──────── Stored rows ────────

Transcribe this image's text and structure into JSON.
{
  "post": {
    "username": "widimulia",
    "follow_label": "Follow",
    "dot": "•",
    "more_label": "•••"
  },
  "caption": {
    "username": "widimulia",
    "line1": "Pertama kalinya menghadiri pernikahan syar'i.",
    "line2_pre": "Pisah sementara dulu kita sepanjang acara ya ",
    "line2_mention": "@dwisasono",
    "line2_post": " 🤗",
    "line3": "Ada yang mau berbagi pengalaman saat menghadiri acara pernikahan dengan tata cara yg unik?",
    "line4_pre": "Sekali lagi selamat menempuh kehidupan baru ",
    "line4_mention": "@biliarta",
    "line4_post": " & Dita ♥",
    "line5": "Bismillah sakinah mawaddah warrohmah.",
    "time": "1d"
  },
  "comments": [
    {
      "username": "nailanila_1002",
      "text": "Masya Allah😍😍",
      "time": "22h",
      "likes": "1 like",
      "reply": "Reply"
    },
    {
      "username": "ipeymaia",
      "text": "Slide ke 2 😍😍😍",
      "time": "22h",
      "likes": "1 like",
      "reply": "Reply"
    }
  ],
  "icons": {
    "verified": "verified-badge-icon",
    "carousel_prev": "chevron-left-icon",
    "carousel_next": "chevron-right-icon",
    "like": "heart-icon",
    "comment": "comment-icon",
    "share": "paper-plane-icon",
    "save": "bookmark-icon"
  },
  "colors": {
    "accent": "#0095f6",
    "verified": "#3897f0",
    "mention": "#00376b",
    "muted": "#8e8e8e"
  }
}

────────

Objective —
Using the listing, copy every line where the word "menghadiri" shows up.

Solution to the exercise —
    "line1": "Pertama kalinya menghadiri pernikahan syar'i.",
    "line3": "Ada yang mau berbagi pengalaman saat menghadiri acara pernikahan dengan tata cara yg unik?",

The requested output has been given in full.